== Exercise goal ==
Strip the pictures and reproduce the rest of the listing exactly.

Source data:
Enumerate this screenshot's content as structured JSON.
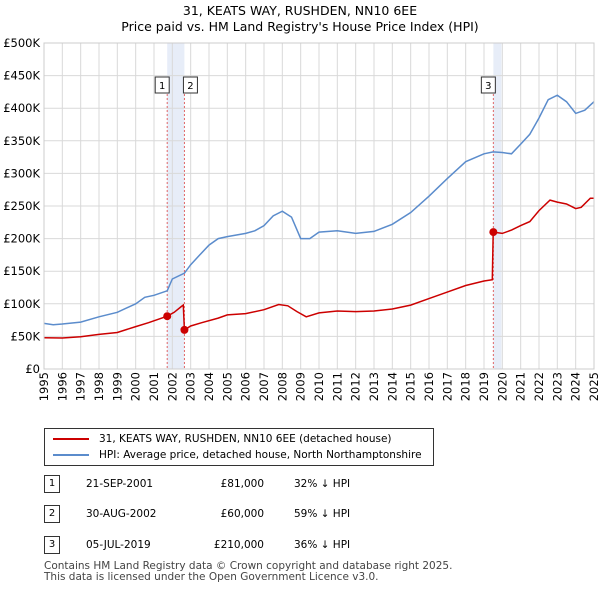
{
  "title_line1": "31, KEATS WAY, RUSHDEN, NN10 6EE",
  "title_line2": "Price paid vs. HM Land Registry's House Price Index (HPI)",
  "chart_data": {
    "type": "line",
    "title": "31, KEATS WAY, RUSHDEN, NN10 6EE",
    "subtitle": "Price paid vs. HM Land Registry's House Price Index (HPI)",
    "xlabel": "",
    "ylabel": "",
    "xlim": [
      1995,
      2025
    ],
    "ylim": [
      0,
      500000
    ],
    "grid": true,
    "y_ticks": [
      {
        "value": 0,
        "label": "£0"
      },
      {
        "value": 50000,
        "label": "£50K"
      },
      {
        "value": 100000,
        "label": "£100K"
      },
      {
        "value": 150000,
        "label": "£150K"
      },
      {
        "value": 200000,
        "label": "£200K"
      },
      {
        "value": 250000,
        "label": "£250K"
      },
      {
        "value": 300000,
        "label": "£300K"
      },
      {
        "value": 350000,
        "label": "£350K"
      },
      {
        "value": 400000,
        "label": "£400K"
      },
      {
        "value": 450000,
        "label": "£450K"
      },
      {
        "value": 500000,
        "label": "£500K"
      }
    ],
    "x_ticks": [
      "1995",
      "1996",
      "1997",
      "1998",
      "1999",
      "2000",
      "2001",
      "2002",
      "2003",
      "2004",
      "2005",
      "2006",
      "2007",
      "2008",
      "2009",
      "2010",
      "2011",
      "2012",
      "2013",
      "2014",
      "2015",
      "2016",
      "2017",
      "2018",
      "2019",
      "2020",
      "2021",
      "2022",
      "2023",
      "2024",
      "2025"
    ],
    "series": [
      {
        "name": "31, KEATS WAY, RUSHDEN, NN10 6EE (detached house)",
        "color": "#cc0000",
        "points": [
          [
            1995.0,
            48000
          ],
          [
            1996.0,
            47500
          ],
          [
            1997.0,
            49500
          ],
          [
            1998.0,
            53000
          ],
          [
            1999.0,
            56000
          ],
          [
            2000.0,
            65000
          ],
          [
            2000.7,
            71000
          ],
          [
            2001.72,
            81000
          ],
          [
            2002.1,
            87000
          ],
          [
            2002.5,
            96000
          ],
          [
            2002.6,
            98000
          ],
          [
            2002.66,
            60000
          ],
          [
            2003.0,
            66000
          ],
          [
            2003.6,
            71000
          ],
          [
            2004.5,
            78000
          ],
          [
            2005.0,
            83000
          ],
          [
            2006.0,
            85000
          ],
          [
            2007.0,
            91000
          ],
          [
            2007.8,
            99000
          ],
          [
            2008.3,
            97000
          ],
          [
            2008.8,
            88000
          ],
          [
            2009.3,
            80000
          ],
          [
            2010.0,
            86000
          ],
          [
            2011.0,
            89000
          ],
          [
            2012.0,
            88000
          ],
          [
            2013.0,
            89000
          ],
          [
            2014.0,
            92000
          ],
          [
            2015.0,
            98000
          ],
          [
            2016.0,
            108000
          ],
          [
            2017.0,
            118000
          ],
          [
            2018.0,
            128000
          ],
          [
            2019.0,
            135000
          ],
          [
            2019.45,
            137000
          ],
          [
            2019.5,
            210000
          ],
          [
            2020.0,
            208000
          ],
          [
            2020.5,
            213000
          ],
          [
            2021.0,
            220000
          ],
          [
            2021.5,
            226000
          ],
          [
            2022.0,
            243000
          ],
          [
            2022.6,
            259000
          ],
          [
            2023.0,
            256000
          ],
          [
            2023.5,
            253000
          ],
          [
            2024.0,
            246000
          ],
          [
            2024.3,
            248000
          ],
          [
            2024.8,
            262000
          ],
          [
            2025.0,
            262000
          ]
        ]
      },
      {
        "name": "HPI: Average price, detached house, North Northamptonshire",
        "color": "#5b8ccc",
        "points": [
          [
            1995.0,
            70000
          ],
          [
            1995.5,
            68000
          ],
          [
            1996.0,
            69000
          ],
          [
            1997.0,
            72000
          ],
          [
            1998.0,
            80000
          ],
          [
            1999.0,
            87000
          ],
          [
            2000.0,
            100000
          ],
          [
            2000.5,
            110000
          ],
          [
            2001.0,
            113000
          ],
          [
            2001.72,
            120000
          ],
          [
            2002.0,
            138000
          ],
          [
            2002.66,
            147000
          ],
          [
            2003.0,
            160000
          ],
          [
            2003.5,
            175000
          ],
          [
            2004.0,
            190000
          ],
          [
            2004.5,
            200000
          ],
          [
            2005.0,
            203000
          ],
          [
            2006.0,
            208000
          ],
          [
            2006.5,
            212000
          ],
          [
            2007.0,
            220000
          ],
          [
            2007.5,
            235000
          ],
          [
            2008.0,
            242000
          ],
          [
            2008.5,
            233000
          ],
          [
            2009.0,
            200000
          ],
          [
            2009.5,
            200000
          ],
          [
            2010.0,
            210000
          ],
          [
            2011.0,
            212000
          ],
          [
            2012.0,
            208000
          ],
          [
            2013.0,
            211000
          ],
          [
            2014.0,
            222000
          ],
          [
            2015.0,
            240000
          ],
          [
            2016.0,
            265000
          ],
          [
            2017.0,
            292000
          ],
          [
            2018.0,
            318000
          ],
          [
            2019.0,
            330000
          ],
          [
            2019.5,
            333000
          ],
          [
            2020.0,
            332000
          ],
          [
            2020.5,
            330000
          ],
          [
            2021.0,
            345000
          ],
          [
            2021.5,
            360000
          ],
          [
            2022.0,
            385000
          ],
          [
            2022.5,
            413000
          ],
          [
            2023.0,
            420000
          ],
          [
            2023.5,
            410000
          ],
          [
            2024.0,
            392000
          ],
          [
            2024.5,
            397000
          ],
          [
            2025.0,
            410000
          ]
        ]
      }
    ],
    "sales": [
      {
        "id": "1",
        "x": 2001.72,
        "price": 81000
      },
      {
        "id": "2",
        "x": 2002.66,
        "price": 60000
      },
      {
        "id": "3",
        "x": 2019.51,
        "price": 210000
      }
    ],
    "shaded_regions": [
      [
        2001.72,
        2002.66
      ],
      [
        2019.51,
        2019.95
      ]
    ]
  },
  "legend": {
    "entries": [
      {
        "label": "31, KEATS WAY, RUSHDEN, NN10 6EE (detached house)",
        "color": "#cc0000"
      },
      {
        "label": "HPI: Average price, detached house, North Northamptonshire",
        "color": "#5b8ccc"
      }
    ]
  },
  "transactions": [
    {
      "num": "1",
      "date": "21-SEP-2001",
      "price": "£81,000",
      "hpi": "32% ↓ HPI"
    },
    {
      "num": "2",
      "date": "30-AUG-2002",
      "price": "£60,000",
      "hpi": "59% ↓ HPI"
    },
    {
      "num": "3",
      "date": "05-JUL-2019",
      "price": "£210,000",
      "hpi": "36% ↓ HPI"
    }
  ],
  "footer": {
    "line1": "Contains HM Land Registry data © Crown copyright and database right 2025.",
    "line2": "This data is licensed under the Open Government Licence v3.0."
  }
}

== Response to this exercise ==
Enumerate this screenshot's content as structured JSON.
{
  "title_line1": "31, KEATS WAY, RUSHDEN, NN10 6EE",
  "title_line2": "Price paid vs. HM Land Registry's House Price Index (HPI)",
  "chart_data": {
    "type": "line",
    "title": "31, KEATS WAY, RUSHDEN, NN10 6EE",
    "subtitle": "Price paid vs. HM Land Registry's House Price Index (HPI)",
    "xlabel": "",
    "ylabel": "",
    "xlim": [
      1995,
      2025
    ],
    "ylim": [
      0,
      500000
    ],
    "grid": true,
    "y_ticks": [
      {
        "value": 0,
        "label": "£0"
      },
      {
        "value": 50000,
        "label": "£50K"
      },
      {
        "value": 100000,
        "label": "£100K"
      },
      {
        "value": 150000,
        "label": "£150K"
      },
      {
        "value": 200000,
        "label": "£200K"
      },
      {
        "value": 250000,
        "label": "£250K"
      },
      {
        "value": 300000,
        "label": "£300K"
      },
      {
        "value": 350000,
        "label": "£350K"
      },
      {
        "value": 400000,
        "label": "£400K"
      },
      {
        "value": 450000,
        "label": "£450K"
      },
      {
        "value": 500000,
        "label": "£500K"
      }
    ],
    "x_ticks": [
      "1995",
      "1996",
      "1997",
      "1998",
      "1999",
      "2000",
      "2001",
      "2002",
      "2003",
      "2004",
      "2005",
      "2006",
      "2007",
      "2008",
      "2009",
      "2010",
      "2011",
      "2012",
      "2013",
      "2014",
      "2015",
      "2016",
      "2017",
      "2018",
      "2019",
      "2020",
      "2021",
      "2022",
      "2023",
      "2024",
      "2025"
    ],
    "series": [
      {
        "name": "31, KEATS WAY, RUSHDEN, NN10 6EE (detached house)",
        "color": "#cc0000",
        "points": [
          [
            1995.0,
            48000
          ],
          [
            1996.0,
            47500
          ],
          [
            1997.0,
            49500
          ],
          [
            1998.0,
            53000
          ],
          [
            1999.0,
            56000
          ],
          [
            2000.0,
            65000
          ],
          [
            2000.7,
            71000
          ],
          [
            2001.72,
            81000
          ],
          [
            2002.1,
            87000
          ],
          [
            2002.5,
            96000
          ],
          [
            2002.6,
            98000
          ],
          [
            2002.66,
            60000
          ],
          [
            2003.0,
            66000
          ],
          [
            2003.6,
            71000
          ],
          [
            2004.5,
            78000
          ],
          [
            2005.0,
            83000
          ],
          [
            2006.0,
            85000
          ],
          [
            2007.0,
            91000
          ],
          [
            2007.8,
            99000
          ],
          [
            2008.3,
            97000
          ],
          [
            2008.8,
            88000
          ],
          [
            2009.3,
            80000
          ],
          [
            2010.0,
            86000
          ],
          [
            2011.0,
            89000
          ],
          [
            2012.0,
            88000
          ],
          [
            2013.0,
            89000
          ],
          [
            2014.0,
            92000
          ],
          [
            2015.0,
            98000
          ],
          [
            2016.0,
            108000
          ],
          [
            2017.0,
            118000
          ],
          [
            2018.0,
            128000
          ],
          [
            2019.0,
            135000
          ],
          [
            2019.45,
            137000
          ],
          [
            2019.5,
            210000
          ],
          [
            2020.0,
            208000
          ],
          [
            2020.5,
            213000
          ],
          [
            2021.0,
            220000
          ],
          [
            2021.5,
            226000
          ],
          [
            2022.0,
            243000
          ],
          [
            2022.6,
            259000
          ],
          [
            2023.0,
            256000
          ],
          [
            2023.5,
            253000
          ],
          [
            2024.0,
            246000
          ],
          [
            2024.3,
            248000
          ],
          [
            2024.8,
            262000
          ],
          [
            2025.0,
            262000
          ]
        ]
      },
      {
        "name": "HPI: Average price, detached house, North Northamptonshire",
        "color": "#5b8ccc",
        "points": [
          [
            1995.0,
            70000
          ],
          [
            1995.5,
            68000
          ],
          [
            1996.0,
            69000
          ],
          [
            1997.0,
            72000
          ],
          [
            1998.0,
            80000
          ],
          [
            1999.0,
            87000
          ],
          [
            2000.0,
            100000
          ],
          [
            2000.5,
            110000
          ],
          [
            2001.0,
            113000
          ],
          [
            2001.72,
            120000
          ],
          [
            2002.0,
            138000
          ],
          [
            2002.66,
            147000
          ],
          [
            2003.0,
            160000
          ],
          [
            2003.5,
            175000
          ],
          [
            2004.0,
            190000
          ],
          [
            2004.5,
            200000
          ],
          [
            2005.0,
            203000
          ],
          [
            2006.0,
            208000
          ],
          [
            2006.5,
            212000
          ],
          [
            2007.0,
            220000
          ],
          [
            2007.5,
            235000
          ],
          [
            2008.0,
            242000
          ],
          [
            2008.5,
            233000
          ],
          [
            2009.0,
            200000
          ],
          [
            2009.5,
            200000
          ],
          [
            2010.0,
            210000
          ],
          [
            2011.0,
            212000
          ],
          [
            2012.0,
            208000
          ],
          [
            2013.0,
            211000
          ],
          [
            2014.0,
            222000
          ],
          [
            2015.0,
            240000
          ],
          [
            2016.0,
            265000
          ],
          [
            2017.0,
            292000
          ],
          [
            2018.0,
            318000
          ],
          [
            2019.0,
            330000
          ],
          [
            2019.5,
            333000
          ],
          [
            2020.0,
            332000
          ],
          [
            2020.5,
            330000
          ],
          [
            2021.0,
            345000
          ],
          [
            2021.5,
            360000
          ],
          [
            2022.0,
            385000
          ],
          [
            2022.5,
            413000
          ],
          [
            2023.0,
            420000
          ],
          [
            2023.5,
            410000
          ],
          [
            2024.0,
            392000
          ],
          [
            2024.5,
            397000
          ],
          [
            2025.0,
            410000
          ]
        ]
      }
    ],
    "sales": [
      {
        "id": "1",
        "x": 2001.72,
        "price": 81000
      },
      {
        "id": "2",
        "x": 2002.66,
        "price": 60000
      },
      {
        "id": "3",
        "x": 2019.51,
        "price": 210000
      }
    ],
    "shaded_regions": [
      [
        2001.72,
        2002.66
      ],
      [
        2019.51,
        2019.95
      ]
    ]
  },
  "legend": {
    "entries": [
      {
        "label": "31, KEATS WAY, RUSHDEN, NN10 6EE (detached house)",
        "color": "#cc0000"
      },
      {
        "label": "HPI: Average price, detached house, North Northamptonshire",
        "color": "#5b8ccc"
      }
    ]
  },
  "transactions": [
    {
      "num": "1",
      "date": "21-SEP-2001",
      "price": "£81,000",
      "hpi": "32% ↓ HPI"
    },
    {
      "num": "2",
      "date": "30-AUG-2002",
      "price": "£60,000",
      "hpi": "59% ↓ HPI"
    },
    {
      "num": "3",
      "date": "05-JUL-2019",
      "price": "£210,000",
      "hpi": "36% ↓ HPI"
    }
  ],
  "footer": {
    "line1": "Contains HM Land Registry data © Crown copyright and database right 2025.",
    "line2": "This data is licensed under the Open Government Licence v3.0."
  }
}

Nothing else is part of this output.